Request
Copy out all lines that carry the word "title".

_ _ _ _ _

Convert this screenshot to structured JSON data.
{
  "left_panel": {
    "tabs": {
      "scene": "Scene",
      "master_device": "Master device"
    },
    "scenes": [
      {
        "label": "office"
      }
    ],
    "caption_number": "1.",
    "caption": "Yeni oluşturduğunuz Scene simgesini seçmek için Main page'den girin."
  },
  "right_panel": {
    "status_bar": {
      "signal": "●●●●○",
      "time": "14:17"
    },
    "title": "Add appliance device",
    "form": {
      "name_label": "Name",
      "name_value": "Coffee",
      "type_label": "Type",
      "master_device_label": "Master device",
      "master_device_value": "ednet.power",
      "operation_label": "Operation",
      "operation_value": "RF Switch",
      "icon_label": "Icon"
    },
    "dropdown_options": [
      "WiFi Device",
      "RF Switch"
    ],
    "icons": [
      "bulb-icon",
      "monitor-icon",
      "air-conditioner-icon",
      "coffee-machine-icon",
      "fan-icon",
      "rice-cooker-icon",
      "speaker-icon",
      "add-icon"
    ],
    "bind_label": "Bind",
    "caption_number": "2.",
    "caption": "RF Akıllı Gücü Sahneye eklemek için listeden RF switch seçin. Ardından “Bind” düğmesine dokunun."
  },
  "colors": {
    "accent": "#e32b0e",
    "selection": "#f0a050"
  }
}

_ _ _ _ _

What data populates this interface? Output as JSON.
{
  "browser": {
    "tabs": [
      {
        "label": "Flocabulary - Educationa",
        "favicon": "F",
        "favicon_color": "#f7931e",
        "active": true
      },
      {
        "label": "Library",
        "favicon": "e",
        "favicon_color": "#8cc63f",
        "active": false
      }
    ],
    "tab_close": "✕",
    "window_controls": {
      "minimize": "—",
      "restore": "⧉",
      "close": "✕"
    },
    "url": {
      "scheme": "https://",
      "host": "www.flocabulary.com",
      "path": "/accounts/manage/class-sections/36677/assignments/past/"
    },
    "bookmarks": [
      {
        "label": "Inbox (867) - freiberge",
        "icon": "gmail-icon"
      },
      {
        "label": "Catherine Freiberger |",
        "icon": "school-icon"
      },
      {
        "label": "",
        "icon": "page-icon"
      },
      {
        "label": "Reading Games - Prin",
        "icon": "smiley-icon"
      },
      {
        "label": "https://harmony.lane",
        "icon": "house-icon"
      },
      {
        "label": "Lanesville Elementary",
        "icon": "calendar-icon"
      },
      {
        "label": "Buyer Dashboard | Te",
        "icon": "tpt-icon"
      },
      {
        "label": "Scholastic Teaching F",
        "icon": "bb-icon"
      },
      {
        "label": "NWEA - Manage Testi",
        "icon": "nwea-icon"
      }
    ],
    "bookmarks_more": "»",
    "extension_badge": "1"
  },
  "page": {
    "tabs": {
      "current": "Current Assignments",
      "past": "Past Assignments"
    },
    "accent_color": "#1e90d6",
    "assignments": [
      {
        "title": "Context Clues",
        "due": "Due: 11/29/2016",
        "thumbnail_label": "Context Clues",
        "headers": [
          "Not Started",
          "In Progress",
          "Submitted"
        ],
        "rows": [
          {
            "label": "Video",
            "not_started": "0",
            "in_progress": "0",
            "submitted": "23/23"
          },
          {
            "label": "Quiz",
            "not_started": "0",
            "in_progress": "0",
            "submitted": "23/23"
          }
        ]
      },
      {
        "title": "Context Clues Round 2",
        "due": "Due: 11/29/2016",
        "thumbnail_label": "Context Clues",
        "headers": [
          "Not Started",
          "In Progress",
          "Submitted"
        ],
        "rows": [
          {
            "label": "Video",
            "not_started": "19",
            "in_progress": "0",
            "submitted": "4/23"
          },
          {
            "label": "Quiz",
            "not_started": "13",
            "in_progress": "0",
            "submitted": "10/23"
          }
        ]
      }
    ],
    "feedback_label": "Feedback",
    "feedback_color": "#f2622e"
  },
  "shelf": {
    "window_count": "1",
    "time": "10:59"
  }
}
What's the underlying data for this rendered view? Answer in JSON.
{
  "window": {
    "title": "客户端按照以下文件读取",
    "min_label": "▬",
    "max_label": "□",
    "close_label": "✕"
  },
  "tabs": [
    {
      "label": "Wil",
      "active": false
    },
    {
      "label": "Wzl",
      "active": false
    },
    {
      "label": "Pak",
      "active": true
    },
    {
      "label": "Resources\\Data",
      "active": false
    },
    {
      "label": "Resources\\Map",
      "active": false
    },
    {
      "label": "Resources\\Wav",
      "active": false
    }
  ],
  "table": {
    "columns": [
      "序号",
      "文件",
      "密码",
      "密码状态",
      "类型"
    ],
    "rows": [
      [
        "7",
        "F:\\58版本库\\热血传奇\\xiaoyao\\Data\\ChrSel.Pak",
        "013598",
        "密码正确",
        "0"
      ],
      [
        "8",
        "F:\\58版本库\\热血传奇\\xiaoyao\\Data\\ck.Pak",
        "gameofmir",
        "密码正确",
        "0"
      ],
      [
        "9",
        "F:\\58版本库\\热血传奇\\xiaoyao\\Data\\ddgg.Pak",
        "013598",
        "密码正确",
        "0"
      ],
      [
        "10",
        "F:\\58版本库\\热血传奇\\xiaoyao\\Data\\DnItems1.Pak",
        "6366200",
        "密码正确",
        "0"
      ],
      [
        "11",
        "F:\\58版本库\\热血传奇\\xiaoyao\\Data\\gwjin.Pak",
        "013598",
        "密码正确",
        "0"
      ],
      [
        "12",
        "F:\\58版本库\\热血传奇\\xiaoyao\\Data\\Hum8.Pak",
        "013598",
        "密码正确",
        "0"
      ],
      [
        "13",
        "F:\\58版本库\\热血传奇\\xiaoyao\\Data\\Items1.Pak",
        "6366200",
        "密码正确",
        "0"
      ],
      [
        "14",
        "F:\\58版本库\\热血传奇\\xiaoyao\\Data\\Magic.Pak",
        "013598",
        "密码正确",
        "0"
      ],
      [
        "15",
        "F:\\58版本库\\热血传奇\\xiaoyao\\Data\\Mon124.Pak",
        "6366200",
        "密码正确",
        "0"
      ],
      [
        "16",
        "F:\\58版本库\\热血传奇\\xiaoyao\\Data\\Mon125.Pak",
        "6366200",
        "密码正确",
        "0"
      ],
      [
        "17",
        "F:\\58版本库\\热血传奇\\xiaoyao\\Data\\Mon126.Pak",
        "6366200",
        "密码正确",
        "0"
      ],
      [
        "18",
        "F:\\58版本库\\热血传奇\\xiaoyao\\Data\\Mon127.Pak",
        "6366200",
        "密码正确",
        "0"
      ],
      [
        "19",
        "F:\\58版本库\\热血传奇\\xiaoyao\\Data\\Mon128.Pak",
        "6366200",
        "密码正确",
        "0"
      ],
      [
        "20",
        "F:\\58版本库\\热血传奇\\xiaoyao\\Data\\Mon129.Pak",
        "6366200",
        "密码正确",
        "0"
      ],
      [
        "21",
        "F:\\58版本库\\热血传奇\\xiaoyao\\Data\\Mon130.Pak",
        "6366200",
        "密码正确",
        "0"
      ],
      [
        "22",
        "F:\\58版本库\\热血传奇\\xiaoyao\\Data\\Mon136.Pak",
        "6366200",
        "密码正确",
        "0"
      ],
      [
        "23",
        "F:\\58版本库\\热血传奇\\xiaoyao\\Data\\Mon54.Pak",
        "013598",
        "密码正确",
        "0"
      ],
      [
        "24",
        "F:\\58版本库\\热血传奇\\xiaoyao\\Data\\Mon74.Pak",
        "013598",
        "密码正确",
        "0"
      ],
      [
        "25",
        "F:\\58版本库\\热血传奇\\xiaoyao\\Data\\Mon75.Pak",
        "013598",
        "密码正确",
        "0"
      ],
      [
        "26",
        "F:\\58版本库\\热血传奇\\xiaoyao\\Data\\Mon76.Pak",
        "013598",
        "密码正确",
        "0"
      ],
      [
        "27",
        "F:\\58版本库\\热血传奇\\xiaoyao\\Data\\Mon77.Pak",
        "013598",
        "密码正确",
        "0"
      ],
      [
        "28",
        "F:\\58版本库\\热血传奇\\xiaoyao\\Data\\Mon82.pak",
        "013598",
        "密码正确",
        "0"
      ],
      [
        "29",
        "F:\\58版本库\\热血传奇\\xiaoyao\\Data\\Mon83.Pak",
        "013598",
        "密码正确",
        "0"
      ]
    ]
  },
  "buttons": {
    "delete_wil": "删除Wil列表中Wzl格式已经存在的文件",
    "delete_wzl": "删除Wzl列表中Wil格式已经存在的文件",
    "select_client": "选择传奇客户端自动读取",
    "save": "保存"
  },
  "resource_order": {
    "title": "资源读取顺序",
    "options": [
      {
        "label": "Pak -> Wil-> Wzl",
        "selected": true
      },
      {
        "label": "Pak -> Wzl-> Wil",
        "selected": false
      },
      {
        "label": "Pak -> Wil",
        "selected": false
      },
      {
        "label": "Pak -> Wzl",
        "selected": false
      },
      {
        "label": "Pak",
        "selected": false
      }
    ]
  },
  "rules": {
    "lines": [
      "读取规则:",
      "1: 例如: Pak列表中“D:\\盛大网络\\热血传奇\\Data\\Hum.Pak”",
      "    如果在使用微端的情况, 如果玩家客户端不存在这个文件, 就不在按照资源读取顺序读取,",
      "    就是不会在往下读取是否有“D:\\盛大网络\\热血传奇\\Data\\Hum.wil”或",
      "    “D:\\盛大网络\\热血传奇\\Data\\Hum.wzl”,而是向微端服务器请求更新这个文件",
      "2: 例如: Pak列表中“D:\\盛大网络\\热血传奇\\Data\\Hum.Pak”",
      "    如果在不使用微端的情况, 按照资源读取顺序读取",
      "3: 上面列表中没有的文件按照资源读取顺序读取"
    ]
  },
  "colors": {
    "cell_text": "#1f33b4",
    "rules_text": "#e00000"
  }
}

_ _ _ _ _

Correct output
    "title": "Add appliance device",
        "title": "Context Clues",
        "title": "Context Clues Round 2",
    "title": "客户端按照以下文件读取",
    "title": "资源读取顺序",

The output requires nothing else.